▶ Given problem
Where a line contains the word "JSON", copy that line in full.

Items listed in a dataset
:::::
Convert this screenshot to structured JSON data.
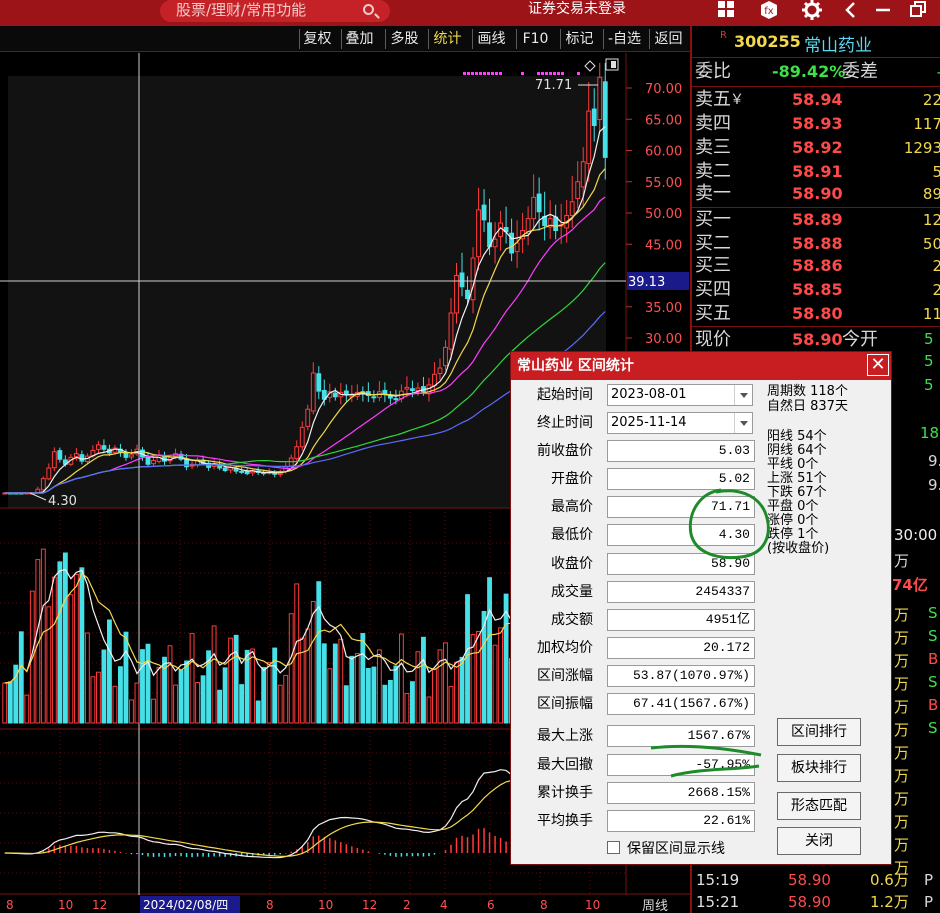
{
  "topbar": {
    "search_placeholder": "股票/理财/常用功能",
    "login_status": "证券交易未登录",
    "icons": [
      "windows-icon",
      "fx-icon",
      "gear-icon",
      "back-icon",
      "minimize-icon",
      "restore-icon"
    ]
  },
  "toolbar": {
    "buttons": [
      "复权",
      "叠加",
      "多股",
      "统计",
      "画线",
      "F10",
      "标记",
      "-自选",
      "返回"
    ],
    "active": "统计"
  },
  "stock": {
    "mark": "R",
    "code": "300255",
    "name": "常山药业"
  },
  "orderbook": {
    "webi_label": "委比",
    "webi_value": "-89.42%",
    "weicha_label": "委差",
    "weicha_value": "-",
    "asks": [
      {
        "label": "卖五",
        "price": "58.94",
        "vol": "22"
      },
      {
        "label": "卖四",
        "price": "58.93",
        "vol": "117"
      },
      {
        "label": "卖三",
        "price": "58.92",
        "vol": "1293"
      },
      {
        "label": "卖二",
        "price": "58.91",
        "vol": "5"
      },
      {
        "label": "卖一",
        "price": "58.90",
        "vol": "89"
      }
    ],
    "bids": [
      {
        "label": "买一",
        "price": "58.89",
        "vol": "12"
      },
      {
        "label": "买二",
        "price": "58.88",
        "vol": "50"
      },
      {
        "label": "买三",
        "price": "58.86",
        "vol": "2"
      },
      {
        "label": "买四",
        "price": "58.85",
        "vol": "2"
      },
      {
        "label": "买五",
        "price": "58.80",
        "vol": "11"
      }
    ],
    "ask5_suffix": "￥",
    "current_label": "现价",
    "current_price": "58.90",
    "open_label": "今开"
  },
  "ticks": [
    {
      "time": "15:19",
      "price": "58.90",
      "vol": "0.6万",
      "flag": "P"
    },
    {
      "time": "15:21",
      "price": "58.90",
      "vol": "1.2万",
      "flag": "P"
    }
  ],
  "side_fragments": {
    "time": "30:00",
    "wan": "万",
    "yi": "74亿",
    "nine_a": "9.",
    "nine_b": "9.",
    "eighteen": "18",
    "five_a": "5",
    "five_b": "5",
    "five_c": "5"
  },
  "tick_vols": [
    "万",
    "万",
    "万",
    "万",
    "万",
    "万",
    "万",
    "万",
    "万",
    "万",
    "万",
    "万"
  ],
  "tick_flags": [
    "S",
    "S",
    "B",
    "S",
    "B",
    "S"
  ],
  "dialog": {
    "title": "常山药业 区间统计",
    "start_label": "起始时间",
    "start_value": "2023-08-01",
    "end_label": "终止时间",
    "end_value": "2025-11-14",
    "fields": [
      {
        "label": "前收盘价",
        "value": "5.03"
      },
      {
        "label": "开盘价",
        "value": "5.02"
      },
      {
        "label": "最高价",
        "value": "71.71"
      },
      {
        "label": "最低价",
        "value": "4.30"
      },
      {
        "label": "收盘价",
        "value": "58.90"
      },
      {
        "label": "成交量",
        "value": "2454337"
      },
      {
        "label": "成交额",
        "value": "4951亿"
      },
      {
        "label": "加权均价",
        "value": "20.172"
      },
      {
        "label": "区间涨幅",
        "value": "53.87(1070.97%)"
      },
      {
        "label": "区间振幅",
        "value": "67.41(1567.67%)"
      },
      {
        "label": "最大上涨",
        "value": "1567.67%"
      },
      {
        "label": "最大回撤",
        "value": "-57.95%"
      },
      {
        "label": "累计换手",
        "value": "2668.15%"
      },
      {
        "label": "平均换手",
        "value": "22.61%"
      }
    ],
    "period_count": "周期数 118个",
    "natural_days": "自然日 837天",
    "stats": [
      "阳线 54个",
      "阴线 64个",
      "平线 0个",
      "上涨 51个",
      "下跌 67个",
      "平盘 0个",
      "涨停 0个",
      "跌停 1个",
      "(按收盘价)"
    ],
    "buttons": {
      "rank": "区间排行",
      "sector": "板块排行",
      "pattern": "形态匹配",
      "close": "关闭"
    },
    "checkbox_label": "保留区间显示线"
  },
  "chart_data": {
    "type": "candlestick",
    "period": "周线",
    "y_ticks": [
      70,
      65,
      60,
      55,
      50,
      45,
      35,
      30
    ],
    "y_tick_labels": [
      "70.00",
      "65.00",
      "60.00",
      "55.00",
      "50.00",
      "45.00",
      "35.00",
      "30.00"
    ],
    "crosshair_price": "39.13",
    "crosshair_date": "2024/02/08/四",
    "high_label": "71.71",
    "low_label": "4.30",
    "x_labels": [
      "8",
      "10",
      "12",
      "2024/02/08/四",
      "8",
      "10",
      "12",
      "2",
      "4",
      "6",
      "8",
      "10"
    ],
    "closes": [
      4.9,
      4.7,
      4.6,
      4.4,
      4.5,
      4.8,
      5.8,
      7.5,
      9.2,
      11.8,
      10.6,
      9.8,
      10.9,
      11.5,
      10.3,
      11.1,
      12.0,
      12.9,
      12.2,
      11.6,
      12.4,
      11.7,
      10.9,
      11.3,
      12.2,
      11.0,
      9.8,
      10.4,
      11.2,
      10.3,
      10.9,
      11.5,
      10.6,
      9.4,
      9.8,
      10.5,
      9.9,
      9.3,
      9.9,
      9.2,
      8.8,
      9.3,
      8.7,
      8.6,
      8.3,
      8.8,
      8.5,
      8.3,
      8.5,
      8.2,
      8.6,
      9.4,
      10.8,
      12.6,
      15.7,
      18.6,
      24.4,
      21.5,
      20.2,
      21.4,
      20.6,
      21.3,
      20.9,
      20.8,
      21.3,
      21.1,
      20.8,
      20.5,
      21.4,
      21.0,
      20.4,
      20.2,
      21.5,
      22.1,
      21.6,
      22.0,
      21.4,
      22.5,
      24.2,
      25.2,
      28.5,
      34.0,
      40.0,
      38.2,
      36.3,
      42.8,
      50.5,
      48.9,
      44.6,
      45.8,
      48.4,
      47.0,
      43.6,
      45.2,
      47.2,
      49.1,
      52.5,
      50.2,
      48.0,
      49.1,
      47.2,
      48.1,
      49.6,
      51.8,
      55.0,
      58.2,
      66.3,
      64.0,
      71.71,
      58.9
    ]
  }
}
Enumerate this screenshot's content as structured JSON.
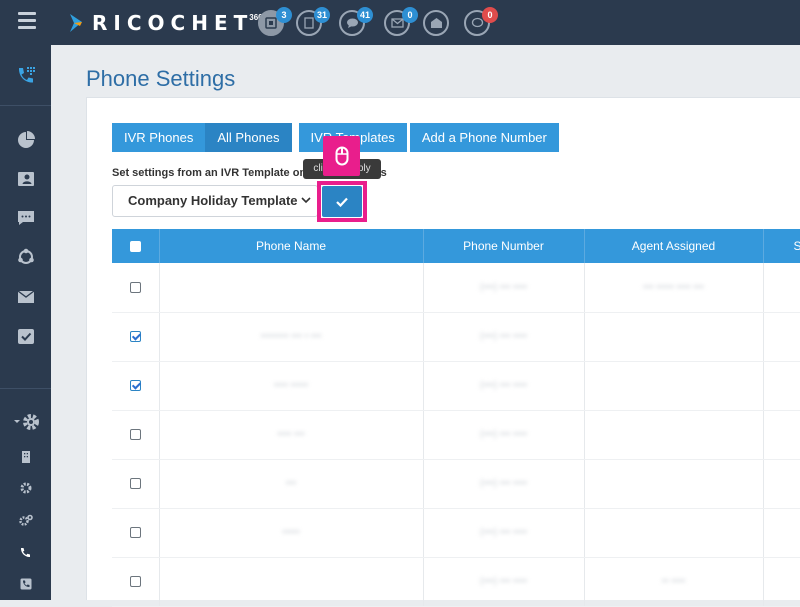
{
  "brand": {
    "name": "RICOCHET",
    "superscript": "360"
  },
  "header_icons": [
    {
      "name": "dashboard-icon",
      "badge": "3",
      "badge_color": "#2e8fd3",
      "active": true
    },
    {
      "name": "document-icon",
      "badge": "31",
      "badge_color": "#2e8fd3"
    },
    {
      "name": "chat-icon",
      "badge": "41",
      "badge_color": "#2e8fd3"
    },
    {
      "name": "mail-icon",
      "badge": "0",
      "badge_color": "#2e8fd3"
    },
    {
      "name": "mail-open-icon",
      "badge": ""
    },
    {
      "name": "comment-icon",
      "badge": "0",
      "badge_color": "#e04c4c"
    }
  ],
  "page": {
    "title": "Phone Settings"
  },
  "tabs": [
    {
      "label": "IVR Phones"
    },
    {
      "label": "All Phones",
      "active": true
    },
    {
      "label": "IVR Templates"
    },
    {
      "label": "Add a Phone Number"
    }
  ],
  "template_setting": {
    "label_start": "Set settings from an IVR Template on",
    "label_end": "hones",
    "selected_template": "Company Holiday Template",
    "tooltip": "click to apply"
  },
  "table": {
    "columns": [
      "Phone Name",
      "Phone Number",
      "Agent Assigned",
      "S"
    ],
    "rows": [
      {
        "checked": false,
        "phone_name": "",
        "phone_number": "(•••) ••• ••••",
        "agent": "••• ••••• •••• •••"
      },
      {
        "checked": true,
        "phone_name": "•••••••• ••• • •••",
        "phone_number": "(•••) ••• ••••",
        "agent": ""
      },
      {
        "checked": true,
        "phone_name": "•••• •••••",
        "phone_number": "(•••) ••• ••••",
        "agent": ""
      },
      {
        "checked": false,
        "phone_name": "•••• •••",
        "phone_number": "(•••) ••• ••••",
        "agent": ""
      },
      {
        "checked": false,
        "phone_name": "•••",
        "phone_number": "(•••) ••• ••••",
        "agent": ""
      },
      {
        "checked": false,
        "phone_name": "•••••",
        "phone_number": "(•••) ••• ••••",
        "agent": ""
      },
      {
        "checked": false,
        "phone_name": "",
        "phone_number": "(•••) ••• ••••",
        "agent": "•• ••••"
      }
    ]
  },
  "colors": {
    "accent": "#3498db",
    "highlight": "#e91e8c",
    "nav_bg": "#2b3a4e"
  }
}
:::::
▶ Task response
Convert this screenshot to structured JSON data.
Enumerate this screenshot's content as structured JSON.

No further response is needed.